### Exercise inputs ###

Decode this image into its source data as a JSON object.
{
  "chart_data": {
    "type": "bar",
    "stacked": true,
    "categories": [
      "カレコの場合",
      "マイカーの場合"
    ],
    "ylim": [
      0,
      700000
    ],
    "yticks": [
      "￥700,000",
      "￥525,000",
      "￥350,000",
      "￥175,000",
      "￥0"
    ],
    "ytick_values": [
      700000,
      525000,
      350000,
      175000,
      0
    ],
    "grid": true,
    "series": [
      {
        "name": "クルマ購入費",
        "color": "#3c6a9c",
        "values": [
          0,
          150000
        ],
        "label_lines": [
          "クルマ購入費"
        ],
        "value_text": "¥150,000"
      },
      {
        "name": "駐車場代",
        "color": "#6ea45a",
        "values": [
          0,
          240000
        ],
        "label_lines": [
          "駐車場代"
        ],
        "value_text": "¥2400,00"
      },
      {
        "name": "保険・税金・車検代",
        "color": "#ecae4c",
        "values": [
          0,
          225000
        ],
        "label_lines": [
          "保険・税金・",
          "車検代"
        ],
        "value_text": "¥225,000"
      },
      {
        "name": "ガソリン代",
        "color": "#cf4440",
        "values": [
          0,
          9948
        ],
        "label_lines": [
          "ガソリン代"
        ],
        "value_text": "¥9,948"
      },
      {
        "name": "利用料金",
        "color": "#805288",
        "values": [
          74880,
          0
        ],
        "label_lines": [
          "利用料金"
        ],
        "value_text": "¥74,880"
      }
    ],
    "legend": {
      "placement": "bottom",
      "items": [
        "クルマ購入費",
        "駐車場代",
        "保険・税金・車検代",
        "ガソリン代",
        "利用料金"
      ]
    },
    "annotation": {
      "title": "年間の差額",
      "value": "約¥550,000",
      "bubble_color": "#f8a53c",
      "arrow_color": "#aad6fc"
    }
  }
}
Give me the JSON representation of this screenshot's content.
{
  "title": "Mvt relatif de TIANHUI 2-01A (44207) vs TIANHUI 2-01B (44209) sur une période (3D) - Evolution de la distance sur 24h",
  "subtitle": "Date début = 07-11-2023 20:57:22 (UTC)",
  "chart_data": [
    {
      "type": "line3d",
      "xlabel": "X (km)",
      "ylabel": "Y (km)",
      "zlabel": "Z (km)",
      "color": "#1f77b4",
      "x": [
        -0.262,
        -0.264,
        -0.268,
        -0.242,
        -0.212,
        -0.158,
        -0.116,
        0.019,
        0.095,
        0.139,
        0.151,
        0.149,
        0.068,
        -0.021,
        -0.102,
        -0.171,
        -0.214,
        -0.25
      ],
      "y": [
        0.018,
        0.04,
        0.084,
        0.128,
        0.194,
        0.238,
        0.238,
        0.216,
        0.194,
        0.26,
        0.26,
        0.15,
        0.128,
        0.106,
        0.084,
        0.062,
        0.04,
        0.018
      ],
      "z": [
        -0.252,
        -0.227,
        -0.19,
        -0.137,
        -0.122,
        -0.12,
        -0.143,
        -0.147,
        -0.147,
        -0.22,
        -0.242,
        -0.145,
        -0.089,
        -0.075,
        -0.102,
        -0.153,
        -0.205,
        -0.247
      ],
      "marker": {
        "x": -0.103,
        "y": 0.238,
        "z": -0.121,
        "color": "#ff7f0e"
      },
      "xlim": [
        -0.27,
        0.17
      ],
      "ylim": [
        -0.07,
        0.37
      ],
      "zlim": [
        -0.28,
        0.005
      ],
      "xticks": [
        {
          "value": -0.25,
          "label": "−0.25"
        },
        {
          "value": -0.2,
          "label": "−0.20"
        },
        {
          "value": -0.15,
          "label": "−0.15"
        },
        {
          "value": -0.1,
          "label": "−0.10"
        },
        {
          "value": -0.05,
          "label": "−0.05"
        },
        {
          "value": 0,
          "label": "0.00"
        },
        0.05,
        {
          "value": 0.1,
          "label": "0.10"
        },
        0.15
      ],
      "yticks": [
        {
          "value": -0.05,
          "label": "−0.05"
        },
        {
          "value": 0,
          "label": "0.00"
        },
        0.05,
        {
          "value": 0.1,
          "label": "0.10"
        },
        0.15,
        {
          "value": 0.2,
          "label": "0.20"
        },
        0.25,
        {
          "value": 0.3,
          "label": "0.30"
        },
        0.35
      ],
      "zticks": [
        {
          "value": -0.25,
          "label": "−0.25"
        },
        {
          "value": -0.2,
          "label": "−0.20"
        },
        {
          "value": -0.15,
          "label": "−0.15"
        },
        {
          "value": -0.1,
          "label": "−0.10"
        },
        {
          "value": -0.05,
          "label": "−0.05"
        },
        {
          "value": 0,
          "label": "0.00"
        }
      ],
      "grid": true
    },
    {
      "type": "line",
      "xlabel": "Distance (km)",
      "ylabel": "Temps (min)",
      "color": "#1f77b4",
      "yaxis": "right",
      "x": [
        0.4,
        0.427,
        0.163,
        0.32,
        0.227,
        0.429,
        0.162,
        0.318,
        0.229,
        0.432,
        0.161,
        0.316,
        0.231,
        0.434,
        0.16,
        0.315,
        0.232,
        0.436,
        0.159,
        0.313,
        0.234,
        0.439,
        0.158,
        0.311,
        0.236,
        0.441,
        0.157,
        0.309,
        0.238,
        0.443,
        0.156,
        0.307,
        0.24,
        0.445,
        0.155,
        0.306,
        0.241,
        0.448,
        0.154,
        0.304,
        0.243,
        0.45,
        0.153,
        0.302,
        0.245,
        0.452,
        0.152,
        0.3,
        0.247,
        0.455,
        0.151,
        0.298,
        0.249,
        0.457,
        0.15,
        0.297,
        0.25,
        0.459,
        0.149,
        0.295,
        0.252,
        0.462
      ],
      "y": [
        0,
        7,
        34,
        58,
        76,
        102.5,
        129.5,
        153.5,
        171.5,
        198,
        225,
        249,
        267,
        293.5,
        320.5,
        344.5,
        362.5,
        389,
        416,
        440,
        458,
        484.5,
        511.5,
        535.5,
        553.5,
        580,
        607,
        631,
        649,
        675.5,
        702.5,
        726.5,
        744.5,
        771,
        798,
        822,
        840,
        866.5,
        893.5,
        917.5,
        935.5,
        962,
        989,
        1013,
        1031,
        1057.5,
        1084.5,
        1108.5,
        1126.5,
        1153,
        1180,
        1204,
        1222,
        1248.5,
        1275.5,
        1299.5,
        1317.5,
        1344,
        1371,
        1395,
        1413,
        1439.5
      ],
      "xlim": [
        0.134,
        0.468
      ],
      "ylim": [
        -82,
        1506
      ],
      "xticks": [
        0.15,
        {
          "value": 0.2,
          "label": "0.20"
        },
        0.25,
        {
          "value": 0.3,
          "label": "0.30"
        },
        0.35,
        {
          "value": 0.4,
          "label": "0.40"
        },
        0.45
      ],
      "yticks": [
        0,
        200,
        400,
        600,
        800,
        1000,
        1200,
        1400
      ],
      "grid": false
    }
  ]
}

###

- Task to complete
Emit the full listing verbatim.

- Reply to the task
Decode this image into its source data as a JSON object.
{
  "chart_data": {
    "type": "bar",
    "stacked": true,
    "categories": [
      "カレコの場合",
      "マイカーの場合"
    ],
    "ylim": [
      0,
      700000
    ],
    "yticks": [
      "￥700,000",
      "￥525,000",
      "￥350,000",
      "￥175,000",
      "￥0"
    ],
    "ytick_values": [
      700000,
      525000,
      350000,
      175000,
      0
    ],
    "grid": true,
    "series": [
      {
        "name": "クルマ購入費",
        "color": "#3c6a9c",
        "values": [
          0,
          150000
        ],
        "label_lines": [
          "クルマ購入費"
        ],
        "value_text": "¥150,000"
      },
      {
        "name": "駐車場代",
        "color": "#6ea45a",
        "values": [
          0,
          240000
        ],
        "label_lines": [
          "駐車場代"
        ],
        "value_text": "¥2400,00"
      },
      {
        "name": "保険・税金・車検代",
        "color": "#ecae4c",
        "values": [
          0,
          225000
        ],
        "label_lines": [
          "保険・税金・",
          "車検代"
        ],
        "value_text": "¥225,000"
      },
      {
        "name": "ガソリン代",
        "color": "#cf4440",
        "values": [
          0,
          9948
        ],
        "label_lines": [
          "ガソリン代"
        ],
        "value_text": "¥9,948"
      },
      {
        "name": "利用料金",
        "color": "#805288",
        "values": [
          74880,
          0
        ],
        "label_lines": [
          "利用料金"
        ],
        "value_text": "¥74,880"
      }
    ],
    "legend": {
      "placement": "bottom",
      "items": [
        "クルマ購入費",
        "駐車場代",
        "保険・税金・車検代",
        "ガソリン代",
        "利用料金"
      ]
    },
    "annotation": {
      "title": "年間の差額",
      "value": "約¥550,000",
      "bubble_color": "#f8a53c",
      "arrow_color": "#aad6fc"
    }
  }
}
Give me the JSON representation of this screenshot's content.
{
  "title": "Mvt relatif de TIANHUI 2-01A (44207) vs TIANHUI 2-01B (44209) sur une période (3D) - Evolution de la distance sur 24h",
  "subtitle": "Date début = 07-11-2023 20:57:22 (UTC)",
  "chart_data": [
    {
      "type": "line3d",
      "xlabel": "X (km)",
      "ylabel": "Y (km)",
      "zlabel": "Z (km)",
      "color": "#1f77b4",
      "x": [
        -0.262,
        -0.264,
        -0.268,
        -0.242,
        -0.212,
        -0.158,
        -0.116,
        0.019,
        0.095,
        0.139,
        0.151,
        0.149,
        0.068,
        -0.021,
        -0.102,
        -0.171,
        -0.214,
        -0.25
      ],
      "y": [
        0.018,
        0.04,
        0.084,
        0.128,
        0.194,
        0.238,
        0.238,
        0.216,
        0.194,
        0.26,
        0.26,
        0.15,
        0.128,
        0.106,
        0.084,
        0.062,
        0.04,
        0.018
      ],
      "z": [
        -0.252,
        -0.227,
        -0.19,
        -0.137,
        -0.122,
        -0.12,
        -0.143,
        -0.147,
        -0.147,
        -0.22,
        -0.242,
        -0.145,
        -0.089,
        -0.075,
        -0.102,
        -0.153,
        -0.205,
        -0.247
      ],
      "marker": {
        "x": -0.103,
        "y": 0.238,
        "z": -0.121,
        "color": "#ff7f0e"
      },
      "xlim": [
        -0.27,
        0.17
      ],
      "ylim": [
        -0.07,
        0.37
      ],
      "zlim": [
        -0.28,
        0.005
      ],
      "xticks": [
        {
          "value": -0.25,
          "label": "−0.25"
        },
        {
          "value": -0.2,
          "label": "−0.20"
        },
        {
          "value": -0.15,
          "label": "−0.15"
        },
        {
          "value": -0.1,
          "label": "−0.10"
        },
        {
          "value": -0.05,
          "label": "−0.05"
        },
        {
          "value": 0,
          "label": "0.00"
        },
        0.05,
        {
          "value": 0.1,
          "label": "0.10"
        },
        0.15
      ],
      "yticks": [
        {
          "value": -0.05,
          "label": "−0.05"
        },
        {
          "value": 0,
          "label": "0.00"
        },
        0.05,
        {
          "value": 0.1,
          "label": "0.10"
        },
        0.15,
        {
          "value": 0.2,
          "label": "0.20"
        },
        0.25,
        {
          "value": 0.3,
          "label": "0.30"
        },
        0.35
      ],
      "zticks": [
        {
          "value": -0.25,
          "label": "−0.25"
        },
        {
          "value": -0.2,
          "label": "−0.20"
        },
        {
          "value": -0.15,
          "label": "−0.15"
        },
        {
          "value": -0.1,
          "label": "−0.10"
        },
        {
          "value": -0.05,
          "label": "−0.05"
        },
        {
          "value": 0,
          "label": "0.00"
        }
      ],
      "grid": true
    },
    {
      "type": "line",
      "xlabel": "Distance (km)",
      "ylabel": "Temps (min)",
      "color": "#1f77b4",
      "yaxis": "right",
      "x": [
        0.4,
        0.427,
        0.163,
        0.32,
        0.227,
        0.429,
        0.162,
        0.318,
        0.229,
        0.432,
        0.161,
        0.316,
        0.231,
        0.434,
        0.16,
        0.315,
        0.232,
        0.436,
        0.159,
        0.313,
        0.234,
        0.439,
        0.158,
        0.311,
        0.236,
        0.441,
        0.157,
        0.309,
        0.238,
        0.443,
        0.156,
        0.307,
        0.24,
        0.445,
        0.155,
        0.306,
        0.241,
        0.448,
        0.154,
        0.304,
        0.243,
        0.45,
        0.153,
        0.302,
        0.245,
        0.452,
        0.152,
        0.3,
        0.247,
        0.455,
        0.151,
        0.298,
        0.249,
        0.457,
        0.15,
        0.297,
        0.25,
        0.459,
        0.149,
        0.295,
        0.252,
        0.462
      ],
      "y": [
        0,
        7,
        34,
        58,
        76,
        102.5,
        129.5,
        153.5,
        171.5,
        198,
        225,
        249,
        267,
        293.5,
        320.5,
        344.5,
        362.5,
        389,
        416,
        440,
        458,
        484.5,
        511.5,
        535.5,
        553.5,
        580,
        607,
        631,
        649,
        675.5,
        702.5,
        726.5,
        744.5,
        771,
        798,
        822,
        840,
        866.5,
        893.5,
        917.5,
        935.5,
        962,
        989,
        1013,
        1031,
        1057.5,
        1084.5,
        1108.5,
        1126.5,
        1153,
        1180,
        1204,
        1222,
        1248.5,
        1275.5,
        1299.5,
        1317.5,
        1344,
        1371,
        1395,
        1413,
        1439.5
      ],
      "xlim": [
        0.134,
        0.468
      ],
      "ylim": [
        -82,
        1506
      ],
      "xticks": [
        0.15,
        {
          "value": 0.2,
          "label": "0.20"
        },
        0.25,
        {
          "value": 0.3,
          "label": "0.30"
        },
        0.35,
        {
          "value": 0.4,
          "label": "0.40"
        },
        0.45
      ],
      "yticks": [
        0,
        200,
        400,
        600,
        800,
        1000,
        1200,
        1400
      ],
      "grid": false
    }
  ]
}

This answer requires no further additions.